Work required:
The entries below should be output exactly as written.

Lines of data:

***

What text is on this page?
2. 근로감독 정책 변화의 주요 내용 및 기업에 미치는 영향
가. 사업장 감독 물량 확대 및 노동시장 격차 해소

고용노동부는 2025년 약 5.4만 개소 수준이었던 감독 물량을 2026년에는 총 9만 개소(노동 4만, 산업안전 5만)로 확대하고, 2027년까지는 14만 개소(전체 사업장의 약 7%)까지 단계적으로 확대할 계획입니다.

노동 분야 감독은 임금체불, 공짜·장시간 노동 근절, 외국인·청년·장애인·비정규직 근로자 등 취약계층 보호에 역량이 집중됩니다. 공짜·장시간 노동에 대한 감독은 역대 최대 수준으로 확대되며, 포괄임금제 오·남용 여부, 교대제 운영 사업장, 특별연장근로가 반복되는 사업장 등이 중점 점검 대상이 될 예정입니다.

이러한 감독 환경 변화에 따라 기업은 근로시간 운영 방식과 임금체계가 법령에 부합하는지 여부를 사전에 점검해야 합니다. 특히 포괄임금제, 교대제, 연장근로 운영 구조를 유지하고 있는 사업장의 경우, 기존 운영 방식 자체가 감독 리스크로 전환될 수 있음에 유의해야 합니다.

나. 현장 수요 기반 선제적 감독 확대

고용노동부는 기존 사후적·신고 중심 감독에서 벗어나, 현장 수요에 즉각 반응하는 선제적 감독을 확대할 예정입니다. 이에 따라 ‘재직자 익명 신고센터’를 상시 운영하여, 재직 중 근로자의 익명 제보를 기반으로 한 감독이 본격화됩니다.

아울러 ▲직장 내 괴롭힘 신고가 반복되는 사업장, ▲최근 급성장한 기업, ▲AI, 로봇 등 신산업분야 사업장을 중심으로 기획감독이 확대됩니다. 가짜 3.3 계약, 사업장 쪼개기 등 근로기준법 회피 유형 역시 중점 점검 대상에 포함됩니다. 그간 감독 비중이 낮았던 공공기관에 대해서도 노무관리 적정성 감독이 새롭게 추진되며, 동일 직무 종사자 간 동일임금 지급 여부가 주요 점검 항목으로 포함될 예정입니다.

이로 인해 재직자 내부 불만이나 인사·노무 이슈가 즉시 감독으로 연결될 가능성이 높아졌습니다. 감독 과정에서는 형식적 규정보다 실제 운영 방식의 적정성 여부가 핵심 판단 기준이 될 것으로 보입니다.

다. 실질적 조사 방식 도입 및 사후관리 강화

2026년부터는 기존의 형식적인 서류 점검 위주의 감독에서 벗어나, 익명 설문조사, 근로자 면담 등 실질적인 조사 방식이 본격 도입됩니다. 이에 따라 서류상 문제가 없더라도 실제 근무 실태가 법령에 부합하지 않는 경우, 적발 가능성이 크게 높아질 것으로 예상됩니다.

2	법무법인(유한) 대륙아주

***

Exercise solution:
What text is on this page?
2. 근로감독 정책 변화의 주요 내용 및 기업에 미치는 영향
가. 사업장 감독 물량 확대 및 노동시장 격차 해소

고용노동부는 2025년 약 5.4만 개소 수준이었던 감독 물량을 2026년에는 총 9만 개소(노동 4만, 산업안전 5만)로 확대하고, 2027년까지는 14만 개소(전체 사업장의 약 7%)까지 단계적으로 확대할 계획입니다.

노동 분야 감독은 임금체불, 공짜·장시간 노동 근절, 외국인·청년·장애인·비정규직 근로자 등 취약계층 보호에 역량이 집중됩니다. 공짜·장시간 노동에 대한 감독은 역대 최대 수준으로 확대되며, 포괄임금제 오·남용 여부, 교대제 운영 사업장, 특별연장근로가 반복되는 사업장 등이 중점 점검 대상이 될 예정입니다.

이러한 감독 환경 변화에 따라 기업은 근로시간 운영 방식과 임금체계가 법령에 부합하는지 여부를 사전에 점검해야 합니다. 특히 포괄임금제, 교대제, 연장근로 운영 구조를 유지하고 있는 사업장의 경우, 기존 운영 방식 자체가 감독 리스크로 전환될 수 있음에 유의해야 합니다.

나. 현장 수요 기반 선제적 감독 확대

고용노동부는 기존 사후적·신고 중심 감독에서 벗어나, 현장 수요에 즉각 반응하는 선제적 감독을 확대할 예정입니다. 이에 따라 ‘재직자 익명 신고센터’를 상시 운영하여, 재직 중 근로자의 익명 제보를 기반으로 한 감독이 본격화됩니다.

아울러 ▲직장 내 괴롭힘 신고가 반복되는 사업장, ▲최근 급성장한 기업, ▲AI, 로봇 등 신산업분야 사업장을 중심으로 기획감독이 확대됩니다. 가짜 3.3 계약, 사업장 쪼개기 등 근로기준법 회피 유형 역시 중점 점검 대상에 포함됩니다. 그간 감독 비중이 낮았던 공공기관에 대해서도 노무관리 적정성 감독이 새롭게 추진되며, 동일 직무 종사자 간 동일임금 지급 여부가 주요 점검 항목으로 포함될 예정입니다.

이로 인해 재직자 내부 불만이나 인사·노무 이슈가 즉시 감독으로 연결될 가능성이 높아졌습니다. 감독 과정에서는 형식적 규정보다 실제 운영 방식의 적정성 여부가 핵심 판단 기준이 될 것으로 보입니다.

다. 실질적 조사 방식 도입 및 사후관리 강화

2026년부터는 기존의 형식적인 서류 점검 위주의 감독에서 벗어나, 익명 설문조사, 근로자 면담 등 실질적인 조사 방식이 본격 도입됩니다. 이에 따라 서류상 문제가 없더라도 실제 근무 실태가 법령에 부합하지 않는 경우, 적발 가능성이 크게 높아질 것으로 예상됩니다.

2	법무법인(유한) 대륙아주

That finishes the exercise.